§ Exercise prompt:
Repeat the entries that follow from start to finish, keeping every character.
* * *
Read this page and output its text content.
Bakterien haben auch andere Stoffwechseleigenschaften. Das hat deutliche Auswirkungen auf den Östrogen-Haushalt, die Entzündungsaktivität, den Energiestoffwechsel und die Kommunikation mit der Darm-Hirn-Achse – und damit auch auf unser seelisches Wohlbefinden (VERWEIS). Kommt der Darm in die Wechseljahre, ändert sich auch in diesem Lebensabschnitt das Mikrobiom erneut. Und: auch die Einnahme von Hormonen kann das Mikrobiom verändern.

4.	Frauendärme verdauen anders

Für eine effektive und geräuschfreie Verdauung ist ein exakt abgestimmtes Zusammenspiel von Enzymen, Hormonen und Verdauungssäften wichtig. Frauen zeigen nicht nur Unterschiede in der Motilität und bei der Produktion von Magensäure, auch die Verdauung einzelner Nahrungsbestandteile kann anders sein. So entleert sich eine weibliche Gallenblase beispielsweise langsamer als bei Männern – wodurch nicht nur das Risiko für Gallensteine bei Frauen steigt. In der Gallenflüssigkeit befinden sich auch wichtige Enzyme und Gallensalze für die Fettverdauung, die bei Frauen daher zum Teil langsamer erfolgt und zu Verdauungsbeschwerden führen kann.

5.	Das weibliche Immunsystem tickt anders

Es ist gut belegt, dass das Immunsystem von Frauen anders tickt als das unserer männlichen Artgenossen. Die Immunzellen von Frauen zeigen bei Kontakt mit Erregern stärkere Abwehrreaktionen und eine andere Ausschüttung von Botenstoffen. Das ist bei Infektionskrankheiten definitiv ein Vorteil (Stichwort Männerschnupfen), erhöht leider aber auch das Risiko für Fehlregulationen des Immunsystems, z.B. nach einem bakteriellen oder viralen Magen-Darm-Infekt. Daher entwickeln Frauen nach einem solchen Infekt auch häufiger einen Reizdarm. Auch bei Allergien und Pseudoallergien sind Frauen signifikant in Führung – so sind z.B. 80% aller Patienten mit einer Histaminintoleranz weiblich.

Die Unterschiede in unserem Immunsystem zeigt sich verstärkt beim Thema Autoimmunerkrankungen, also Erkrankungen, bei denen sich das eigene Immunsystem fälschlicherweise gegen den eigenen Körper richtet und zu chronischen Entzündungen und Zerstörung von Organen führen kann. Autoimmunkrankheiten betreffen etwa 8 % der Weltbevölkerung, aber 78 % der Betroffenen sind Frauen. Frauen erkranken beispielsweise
* * *
§ Solution below:
Read this page and output its text content.
Bakterien haben auch andere Stoffwechseleigenschaften. Das hat deutliche Auswirkungen auf den Östrogen-Haushalt, die Entzündungsaktivität, den Energiestoffwechsel und die Kommunikation mit der Darm-Hirn-Achse – und damit auch auf unser seelisches Wohlbefinden (VERWEIS). Kommt der Darm in die Wechseljahre, ändert sich auch in diesem Lebensabschnitt das Mikrobiom erneut. Und: auch die Einnahme von Hormonen kann das Mikrobiom verändern.

4.	Frauendärme verdauen anders

Für eine effektive und geräuschfreie Verdauung ist ein exakt abgestimmtes Zusammenspiel von Enzymen, Hormonen und Verdauungssäften wichtig. Frauen zeigen nicht nur Unterschiede in der Motilität und bei der Produktion von Magensäure, auch die Verdauung einzelner Nahrungsbestandteile kann anders sein. So entleert sich eine weibliche Gallenblase beispielsweise langsamer als bei Männern – wodurch nicht nur das Risiko für Gallensteine bei Frauen steigt. In der Gallenflüssigkeit befinden sich auch wichtige Enzyme und Gallensalze für die Fettverdauung, die bei Frauen daher zum Teil langsamer erfolgt und zu Verdauungsbeschwerden führen kann.

5.	Das weibliche Immunsystem tickt anders

Es ist gut belegt, dass das Immunsystem von Frauen anders tickt als das unserer männlichen Artgenossen. Die Immunzellen von Frauen zeigen bei Kontakt mit Erregern stärkere Abwehrreaktionen und eine andere Ausschüttung von Botenstoffen. Das ist bei Infektionskrankheiten definitiv ein Vorteil (Stichwort Männerschnupfen), erhöht leider aber auch das Risiko für Fehlregulationen des Immunsystems, z.B. nach einem bakteriellen oder viralen Magen-Darm-Infekt. Daher entwickeln Frauen nach einem solchen Infekt auch häufiger einen Reizdarm. Auch bei Allergien und Pseudoallergien sind Frauen signifikant in Führung – so sind z.B. 80% aller Patienten mit einer Histaminintoleranz weiblich.

Die Unterschiede in unserem Immunsystem zeigt sich verstärkt beim Thema Autoimmunerkrankungen, also Erkrankungen, bei denen sich das eigene Immunsystem fälschlicherweise gegen den eigenen Körper richtet und zu chronischen Entzündungen und Zerstörung von Organen führen kann. Autoimmunkrankheiten betreffen etwa 8 % der Weltbevölkerung, aber 78 % der Betroffenen sind Frauen. Frauen erkranken beispielsweise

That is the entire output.